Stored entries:
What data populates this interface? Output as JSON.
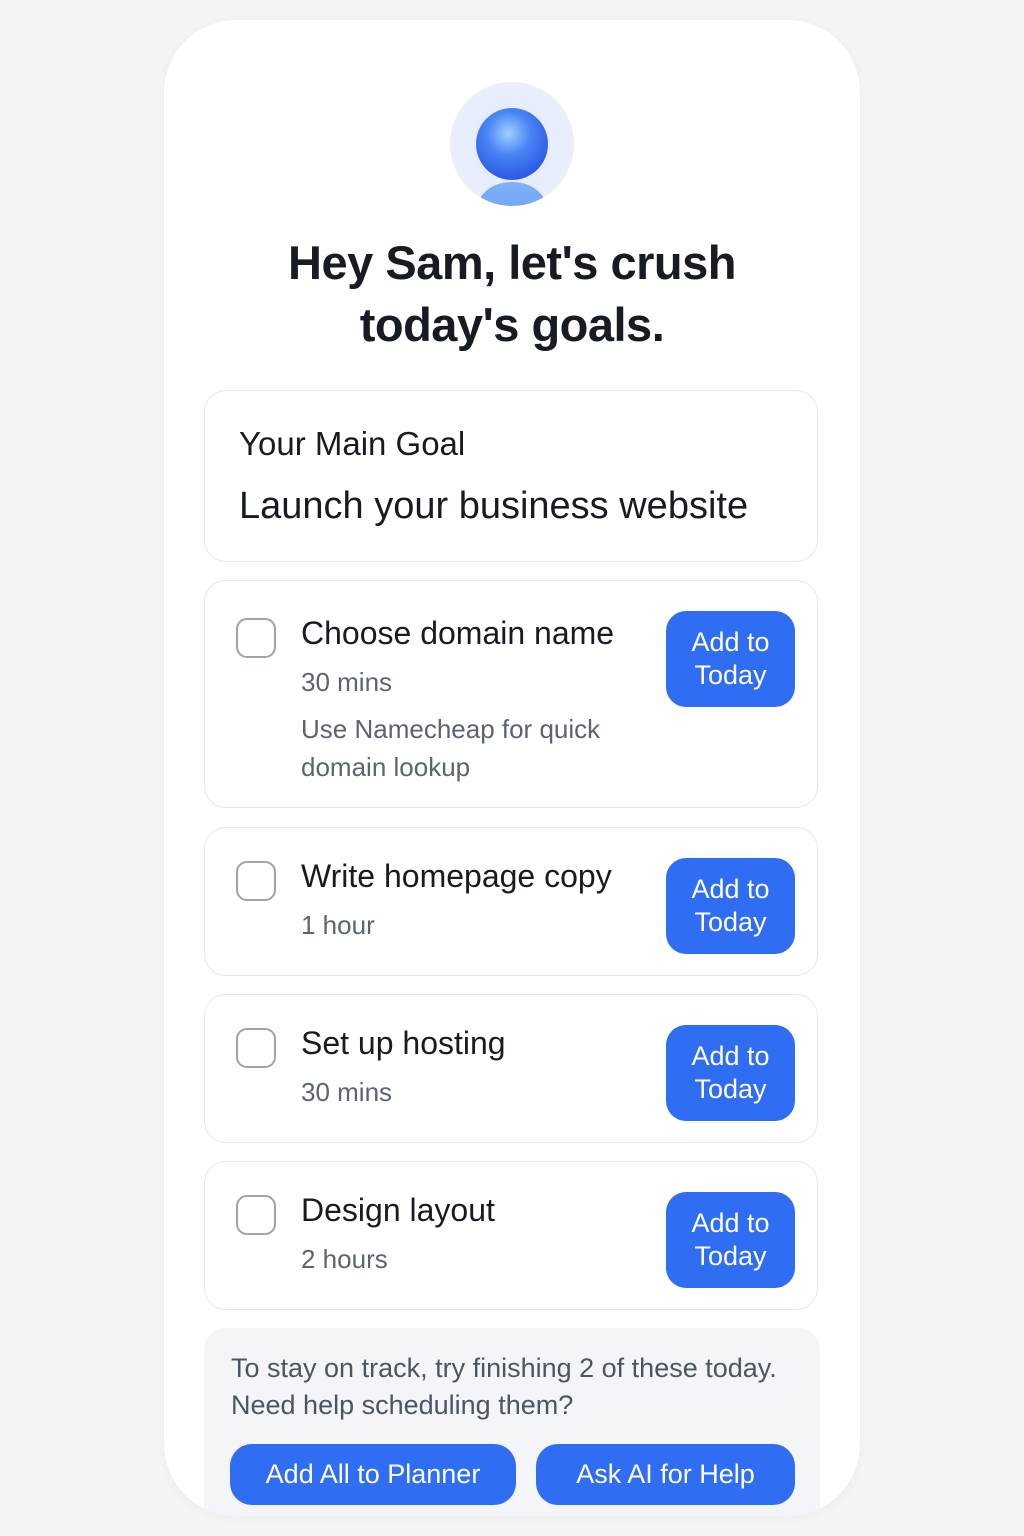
{
  "greeting": {
    "line1": "Hey Sam, let's crush",
    "line2": "today's goals."
  },
  "main_goal": {
    "label": "Your Main Goal",
    "title": "Launch your business website"
  },
  "tasks": [
    {
      "title": "Choose domain name",
      "duration": "30 mins",
      "tip": "Use Namecheap for quick domain lookup",
      "checked": false,
      "button_label": "Add to Today"
    },
    {
      "title": "Write homepage copy",
      "duration": "1 hour",
      "checked": false,
      "button_label": "Add to Today"
    },
    {
      "title": "Set up hosting",
      "duration": "30 mins",
      "checked": false,
      "button_label": "Add to Today"
    },
    {
      "title": "Design layout",
      "duration": "2 hours",
      "checked": false,
      "button_label": "Add to Today"
    }
  ],
  "footer": {
    "message": "To stay on track, try finishing 2 of these today. Need help scheduling them?",
    "add_all_label": "Add All to Planner",
    "ask_ai_label": "Ask AI for Help"
  },
  "colors": {
    "accent": "#2f6df2",
    "text_primary": "#161b24",
    "text_secondary": "#5b6472"
  },
  "icons": {
    "avatar": "user-avatar-icon"
  }
}
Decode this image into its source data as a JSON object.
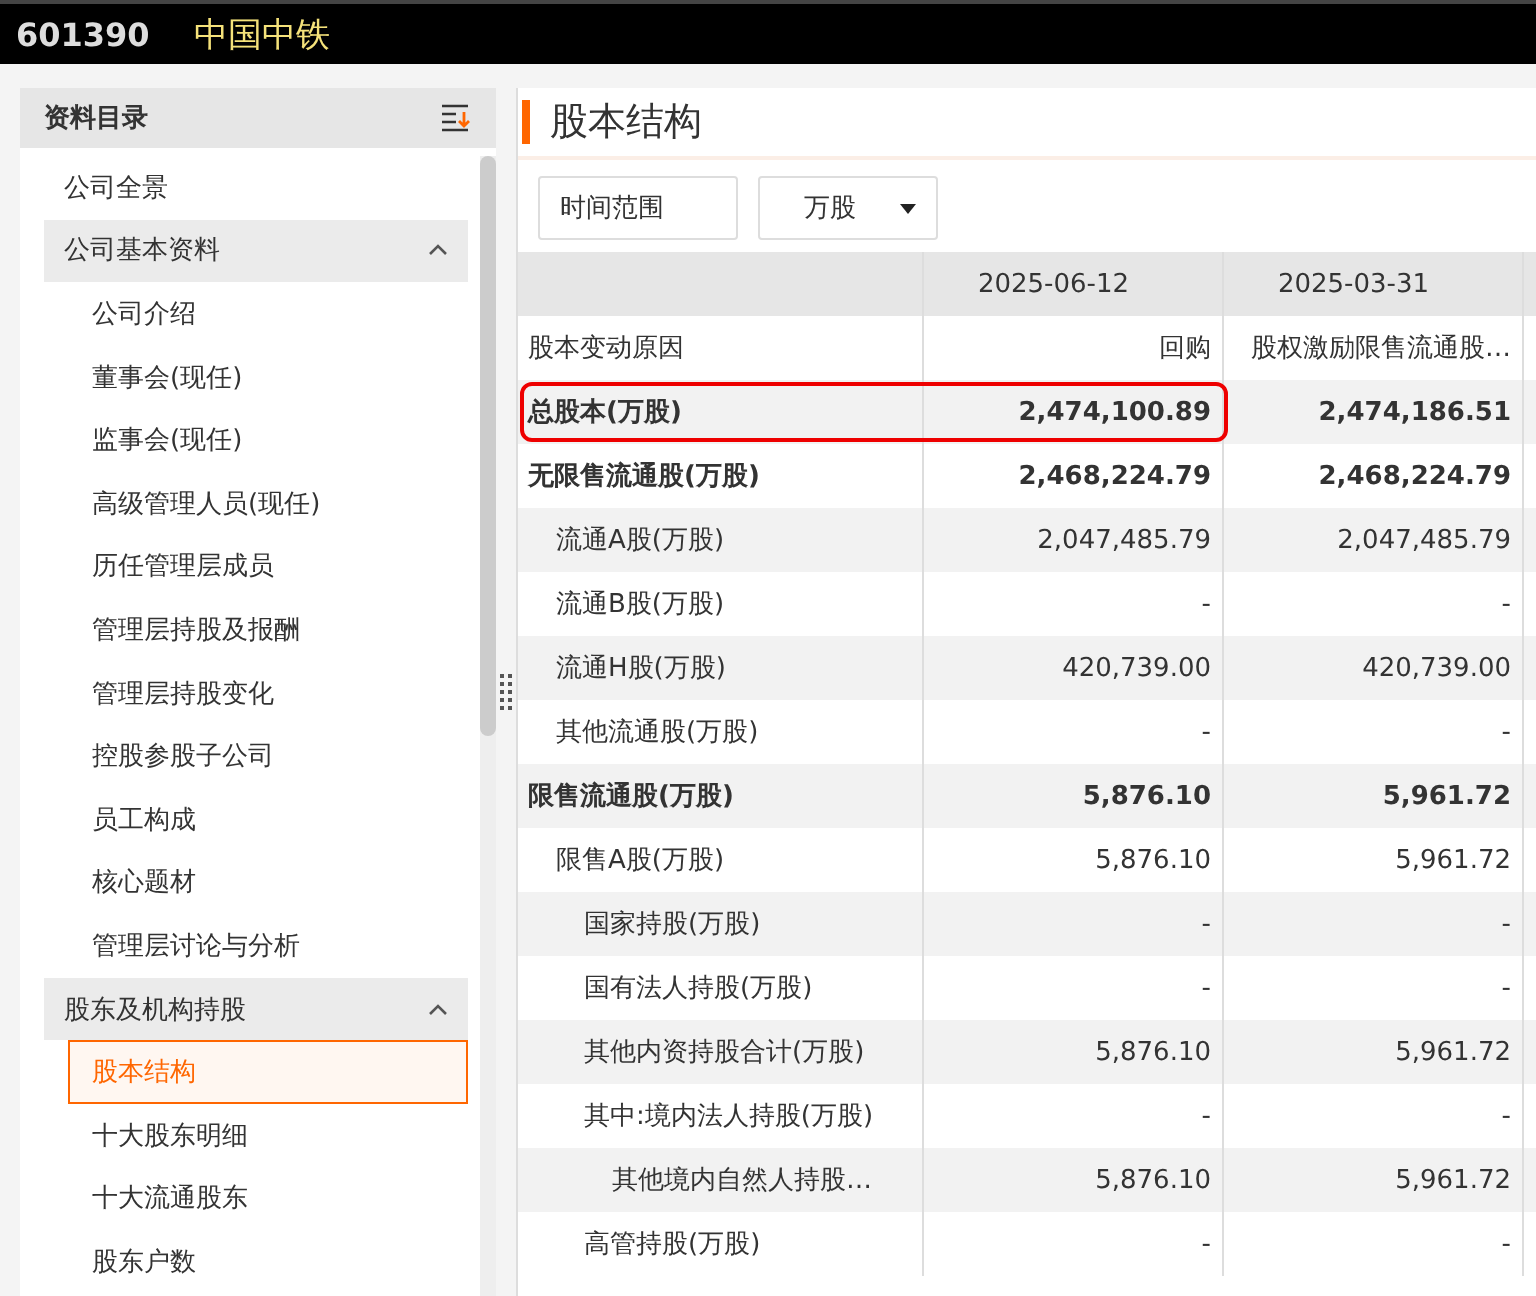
{
  "header": {
    "code": "601390",
    "name": "中国中铁"
  },
  "sidebar": {
    "title": "资料目录",
    "items": [
      {
        "label": "公司全景",
        "selected": false
      },
      {
        "label": "公司基本资料",
        "expanded": true,
        "selected": false,
        "children": [
          {
            "label": "公司介绍",
            "selected": false
          },
          {
            "label": "董事会(现任)",
            "selected": false
          },
          {
            "label": "监事会(现任)",
            "selected": false
          },
          {
            "label": "高级管理人员(现任)",
            "selected": false
          },
          {
            "label": "历任管理层成员",
            "selected": false
          },
          {
            "label": "管理层持股及报酬",
            "selected": false
          },
          {
            "label": "管理层持股变化",
            "selected": false
          },
          {
            "label": "控股参股子公司",
            "selected": false
          },
          {
            "label": "员工构成",
            "selected": false
          },
          {
            "label": "核心题材",
            "selected": false
          },
          {
            "label": "管理层讨论与分析",
            "selected": false
          }
        ]
      },
      {
        "label": "股东及机构持股",
        "expanded": true,
        "selected": false,
        "children": [
          {
            "label": "股本结构",
            "selected": true
          },
          {
            "label": "十大股东明细",
            "selected": false
          },
          {
            "label": "十大流通股东",
            "selected": false
          },
          {
            "label": "股东户数",
            "selected": false
          }
        ]
      }
    ]
  },
  "main": {
    "title": "股本结构",
    "filters": [
      {
        "kind": "button",
        "label": "时间范围"
      },
      {
        "kind": "dropdown",
        "label": "万股"
      }
    ],
    "table": {
      "columns": [
        "2025-06-12",
        "2025-03-31"
      ],
      "rows": [
        {
          "label": "股本变动原因",
          "bold": false,
          "highlighted": false,
          "values": [
            "回购",
            "股权激励限售流通股…"
          ]
        },
        {
          "label": "总股本(万股)",
          "bold": true,
          "highlighted": true,
          "values": [
            "2,474,100.89",
            "2,474,186.51"
          ]
        },
        {
          "label": "无限售流通股(万股)",
          "bold": true,
          "highlighted": false,
          "values": [
            "2,468,224.79",
            "2,468,224.79"
          ],
          "children": [
            {
              "label": "流通A股(万股)",
              "bold": false,
              "highlighted": false,
              "values": [
                "2,047,485.79",
                "2,047,485.79"
              ]
            },
            {
              "label": "流通B股(万股)",
              "bold": false,
              "highlighted": false,
              "values": [
                "-",
                "-"
              ]
            },
            {
              "label": "流通H股(万股)",
              "bold": false,
              "highlighted": false,
              "values": [
                "420,739.00",
                "420,739.00"
              ]
            },
            {
              "label": "其他流通股(万股)",
              "bold": false,
              "highlighted": false,
              "values": [
                "-",
                "-"
              ]
            }
          ]
        },
        {
          "label": "限售流通股(万股)",
          "bold": true,
          "highlighted": false,
          "values": [
            "5,876.10",
            "5,961.72"
          ],
          "children": [
            {
              "label": "限售A股(万股)",
              "bold": false,
              "highlighted": false,
              "values": [
                "5,876.10",
                "5,961.72"
              ],
              "children": [
                {
                  "label": "国家持股(万股)",
                  "bold": false,
                  "highlighted": false,
                  "values": [
                    "-",
                    "-"
                  ]
                },
                {
                  "label": "国有法人持股(万股)",
                  "bold": false,
                  "highlighted": false,
                  "values": [
                    "-",
                    "-"
                  ]
                },
                {
                  "label": "其他内资持股合计(万股)",
                  "bold": false,
                  "highlighted": false,
                  "values": [
                    "5,876.10",
                    "5,961.72"
                  ]
                },
                {
                  "label": "其中:境内法人持股(万股)",
                  "bold": false,
                  "highlighted": false,
                  "values": [
                    "-",
                    "-"
                  ],
                  "children": [
                    {
                      "label": "其他境内自然人持股…",
                      "bold": false,
                      "highlighted": false,
                      "values": [
                        "5,876.10",
                        "5,961.72"
                      ]
                    }
                  ]
                },
                {
                  "label": "高管持股(万股)",
                  "bold": false,
                  "highlighted": false,
                  "values": [
                    "-",
                    "-"
                  ]
                }
              ]
            }
          ]
        }
      ]
    }
  }
}
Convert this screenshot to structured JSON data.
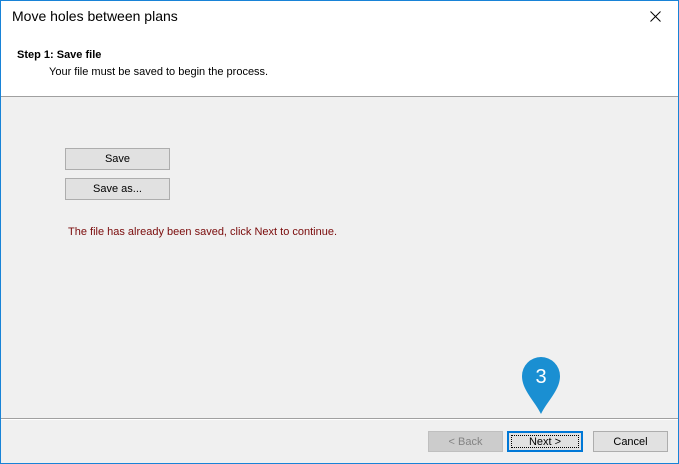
{
  "window": {
    "title": "Move holes between plans",
    "accent_color": "#1883d7"
  },
  "header": {
    "step_title": "Step 1: Save file",
    "step_description": "Your file must be saved to begin the process."
  },
  "actions": {
    "save_label": "Save",
    "save_as_label": "Save as..."
  },
  "status": {
    "message": "The file has already been saved, click Next to continue.",
    "color": "#7a0b0b"
  },
  "footer": {
    "back_label": "< Back",
    "next_label": "Next >",
    "cancel_label": "Cancel"
  },
  "annotation": {
    "marker_number": "3",
    "marker_color": "#1a8fd2"
  }
}
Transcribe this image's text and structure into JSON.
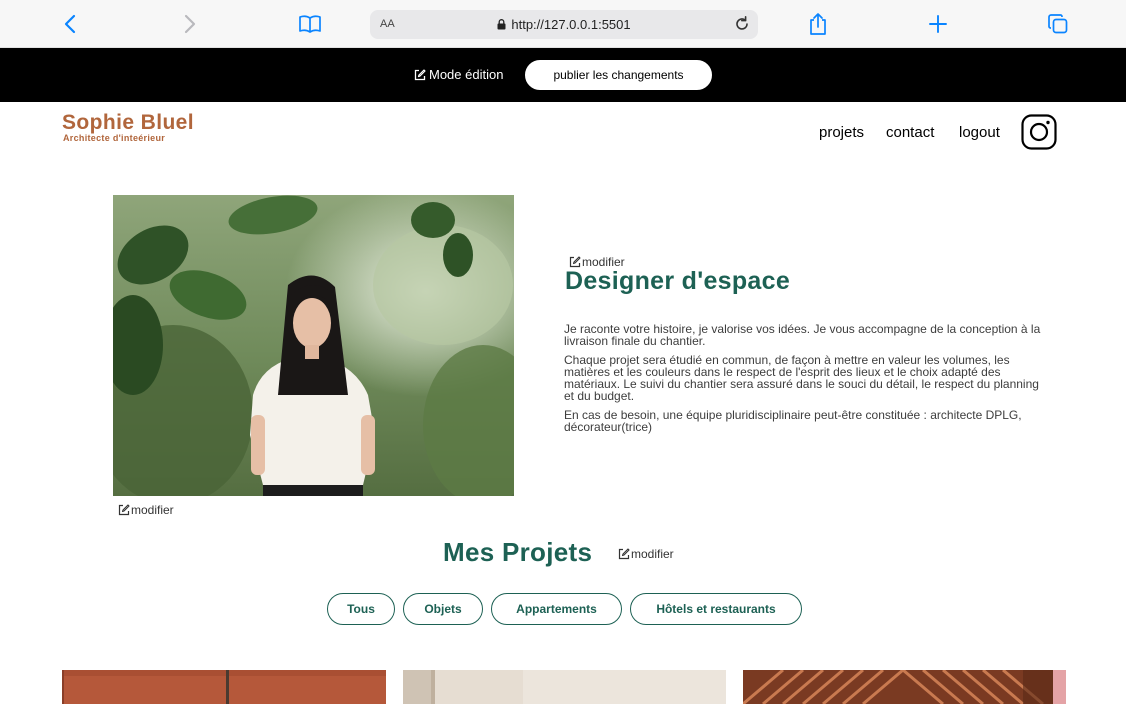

→ Problem statement: Transcribe every line in the entries above, taking out only the images.

→ Complete output:
What data populates this interface? Output as JSON.
{
  "greeting": {
    "line1": "Hey Sam, let's crush",
    "line2": "today's goals."
  },
  "main_goal": {
    "label": "Your Main Goal",
    "title": "Launch your business website"
  },
  "tasks": [
    {
      "title": "Choose domain name",
      "duration": "30 mins",
      "tip": "Use Namecheap for quick domain lookup",
      "checked": false,
      "button_label": "Add to Today"
    },
    {
      "title": "Write homepage copy",
      "duration": "1 hour",
      "checked": false,
      "button_label": "Add to Today"
    },
    {
      "title": "Set up hosting",
      "duration": "30 mins",
      "checked": false,
      "button_label": "Add to Today"
    },
    {
      "title": "Design layout",
      "duration": "2 hours",
      "checked": false,
      "button_label": "Add to Today"
    }
  ],
  "footer": {
    "message": "To stay on track, try finishing 2 of these today. Need help scheduling them?",
    "add_all_label": "Add All to Planner",
    "ask_ai_label": "Ask AI for Help"
  },
  "colors": {
    "accent": "#2f6df2",
    "text_primary": "#161b24",
    "text_secondary": "#5b6472"
  },
  "icons": {
    "avatar": "user-avatar-icon"
  }
}
Decode this image into its source data as a JSON object.
{
  "header": {
    "code": "601390",
    "name": "中国中铁"
  },
  "sidebar": {
    "title": "资料目录",
    "items": [
      {
        "label": "公司全景",
        "selected": false
      },
      {
        "label": "公司基本资料",
        "expanded": true,
        "selected": false,
        "children": [
          {
            "label": "公司介绍",
            "selected": false
          },
          {
            "label": "董事会(现任)",
            "selected": false
          },
          {
            "label": "监事会(现任)",
            "selected": false
          },
          {
            "label": "高级管理人员(现任)",
            "selected": false
          },
          {
            "label": "历任管理层成员",
            "selected": false
          },
          {
            "label": "管理层持股及报酬",
            "selected": false
          },
          {
            "label": "管理层持股变化",
            "selected": false
          },
          {
            "label": "控股参股子公司",
            "selected": false
          },
          {
            "label": "员工构成",
            "selected": false
          },
          {
            "label": "核心题材",
            "selected": false
          },
          {
            "label": "管理层讨论与分析",
            "selected": false
          }
        ]
      },
      {
        "label": "股东及机构持股",
        "expanded": true,
        "selected": false,
        "children": [
          {
            "label": "股本结构",
            "selected": true
          },
          {
            "label": "十大股东明细",
            "selected": false
          },
          {
            "label": "十大流通股东",
            "selected": false
          },
          {
            "label": "股东户数",
            "selected": false
          }
        ]
      }
    ]
  },
  "main": {
    "title": "股本结构",
    "filters": [
      {
        "kind": "button",
        "label": "时间范围"
      },
      {
        "kind": "dropdown",
        "label": "万股"
      }
    ],
    "table": {
      "columns": [
        "2025-06-12",
        "2025-03-31"
      ],
      "rows": [
        {
          "label": "股本变动原因",
          "bold": false,
          "highlighted": false,
          "values": [
            "回购",
            "股权激励限售流通股…"
          ]
        },
        {
          "label": "总股本(万股)",
          "bold": true,
          "highlighted": true,
          "values": [
            "2,474,100.89",
            "2,474,186.51"
          ]
        },
        {
          "label": "无限售流通股(万股)",
          "bold": true,
          "highlighted": false,
          "values": [
            "2,468,224.79",
            "2,468,224.79"
          ],
          "children": [
            {
              "label": "流通A股(万股)",
              "bold": false,
              "highlighted": false,
              "values": [
                "2,047,485.79",
                "2,047,485.79"
              ]
            },
            {
              "label": "流通B股(万股)",
              "bold": false,
              "highlighted": false,
              "values": [
                "-",
                "-"
              ]
            },
            {
              "label": "流通H股(万股)",
              "bold": false,
              "highlighted": false,
              "values": [
                "420,739.00",
                "420,739.00"
              ]
            },
            {
              "label": "其他流通股(万股)",
              "bold": false,
              "highlighted": false,
              "values": [
                "-",
                "-"
              ]
            }
          ]
        },
        {
          "label": "限售流通股(万股)",
          "bold": true,
          "highlighted": false,
          "values": [
            "5,876.10",
            "5,961.72"
          ],
          "children": [
            {
              "label": "限售A股(万股)",
              "bold": false,
              "highlighted": false,
              "values": [
                "5,876.10",
                "5,961.72"
              ],
              "children": [
                {
                  "label": "国家持股(万股)",
                  "bold": false,
                  "highlighted": false,
                  "values": [
                    "-",
                    "-"
                  ]
                },
                {
                  "label": "国有法人持股(万股)",
                  "bold": false,
                  "highlighted": false,
                  "values": [
                    "-",
                    "-"
                  ]
                },
                {
                  "label": "其他内资持股合计(万股)",
                  "bold": false,
                  "highlighted": false,
                  "values": [
                    "5,876.10",
                    "5,961.72"
                  ]
                },
                {
                  "label": "其中:境内法人持股(万股)",
                  "bold": false,
                  "highlighted": false,
                  "values": [
                    "-",
                    "-"
                  ],
                  "children": [
                    {
                      "label": "其他境内自然人持股…",
                      "bold": false,
                      "highlighted": false,
                      "values": [
                        "5,876.10",
                        "5,961.72"
                      ]
                    }
                  ]
                },
                {
                  "label": "高管持股(万股)",
                  "bold": false,
                  "highlighted": false,
                  "values": [
                    "-",
                    "-"
                  ]
                }
              ]
            }
          ]
        }
      ]
    }
  }
}
Convert this screenshot to structured JSON data.
{
  "window": {
    "title": "Move holes between plans",
    "accent_color": "#1883d7"
  },
  "header": {
    "step_title": "Step 1: Save file",
    "step_description": "Your file must be saved to begin the process."
  },
  "actions": {
    "save_label": "Save",
    "save_as_label": "Save as..."
  },
  "status": {
    "message": "The file has already been saved, click Next to continue.",
    "color": "#7a0b0b"
  },
  "footer": {
    "back_label": "< Back",
    "next_label": "Next >",
    "cancel_label": "Cancel"
  },
  "annotation": {
    "marker_number": "3",
    "marker_color": "#1a8fd2"
  }
}
Transcribe this image's text and structure into JSON.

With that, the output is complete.